═════ SOURCE PASSAGE ═════

Thredbo still hot for real estate; national auction success rate slides
Record prices are still being paid on the southern Australian ski fields, although the high-altitude villages could do with some snow falls as the ski season gets under way.
Record prices are still being paid on the southern Australian ski fields, although the high-altitude villages could do with some snow falls as the ski season gets under way.
One of the five Sequoia chalet apartments at Thredbo sold last month for $1.65m through Michelle Stynes and Alex Cherry at Forbes Stynes Real Estate. Its auction outcome ranked as the priciest one-bedroom Thredbo sale. The apartment, with 81sq m internal space plus balcony with jacuzzi, was sold by the Warren family.
“Thredbo is still getting record prices; however, the length on market has been increasing, with the frenzy gone out of the market,” Stynes says. Stock levels are still low, “so prices are holding up nicely at this point”.

═════ DATASET ENTRIES ═════

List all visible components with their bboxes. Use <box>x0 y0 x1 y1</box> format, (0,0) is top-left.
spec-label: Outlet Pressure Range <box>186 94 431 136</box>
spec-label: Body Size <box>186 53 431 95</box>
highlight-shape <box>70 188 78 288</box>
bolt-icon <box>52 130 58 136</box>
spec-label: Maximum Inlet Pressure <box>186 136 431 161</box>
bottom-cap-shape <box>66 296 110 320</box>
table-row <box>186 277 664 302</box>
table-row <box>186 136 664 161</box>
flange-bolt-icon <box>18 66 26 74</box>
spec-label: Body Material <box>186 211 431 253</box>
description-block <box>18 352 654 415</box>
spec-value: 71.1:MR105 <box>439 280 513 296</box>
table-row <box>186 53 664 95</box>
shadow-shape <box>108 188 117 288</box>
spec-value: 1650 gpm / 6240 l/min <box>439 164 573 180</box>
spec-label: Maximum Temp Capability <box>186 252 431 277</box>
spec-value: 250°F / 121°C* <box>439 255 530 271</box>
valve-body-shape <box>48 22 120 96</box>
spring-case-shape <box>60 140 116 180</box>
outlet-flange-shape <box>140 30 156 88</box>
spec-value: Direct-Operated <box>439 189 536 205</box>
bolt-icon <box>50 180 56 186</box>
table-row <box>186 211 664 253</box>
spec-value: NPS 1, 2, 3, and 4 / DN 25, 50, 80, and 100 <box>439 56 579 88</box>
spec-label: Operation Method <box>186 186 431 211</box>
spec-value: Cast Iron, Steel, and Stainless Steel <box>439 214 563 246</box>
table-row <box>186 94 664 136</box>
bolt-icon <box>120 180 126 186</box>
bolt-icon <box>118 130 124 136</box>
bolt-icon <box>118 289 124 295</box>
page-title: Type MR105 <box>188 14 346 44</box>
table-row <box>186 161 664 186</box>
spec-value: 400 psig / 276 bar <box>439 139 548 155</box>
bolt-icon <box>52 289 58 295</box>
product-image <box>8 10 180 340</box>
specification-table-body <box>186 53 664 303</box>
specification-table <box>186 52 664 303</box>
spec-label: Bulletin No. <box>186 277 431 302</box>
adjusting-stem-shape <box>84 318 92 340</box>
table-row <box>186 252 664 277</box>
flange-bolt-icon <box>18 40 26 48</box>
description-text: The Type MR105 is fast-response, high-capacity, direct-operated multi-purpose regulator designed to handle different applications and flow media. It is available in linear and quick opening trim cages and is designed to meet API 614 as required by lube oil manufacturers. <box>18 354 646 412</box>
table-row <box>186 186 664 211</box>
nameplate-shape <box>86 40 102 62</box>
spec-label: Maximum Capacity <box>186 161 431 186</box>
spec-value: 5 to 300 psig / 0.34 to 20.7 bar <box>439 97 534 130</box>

═════

» **WORK TO DO**
Copy out the Thredbo real estate article in full, word for word.

» **FULL OUTPUT**
Thredbo still hot for real estate; national auction success rate slides
Record prices are still being paid on the southern Australian ski fields, although the high-altitude villages could do with some snow falls as the ski season gets under way.
Record prices are still being paid on the southern Australian ski fields, although the high-altitude villages could do with some snow falls as the ski season gets under way.
One of the five Sequoia chalet apartments at Thredbo sold last month for $1.65m through Michelle Stynes and Alex Cherry at Forbes Stynes Real Estate. Its auction outcome ranked as the priciest one-bedroom Thredbo sale. The apartment, with 81sq m internal space plus balcony with jacuzzi, was sold by the Warren family.
“Thredbo is still getting record prices; however, the length on market has been increasing, with the frenzy gone out of the market,” Stynes says. Stock levels are still low, “so prices are holding up nicely at this point”.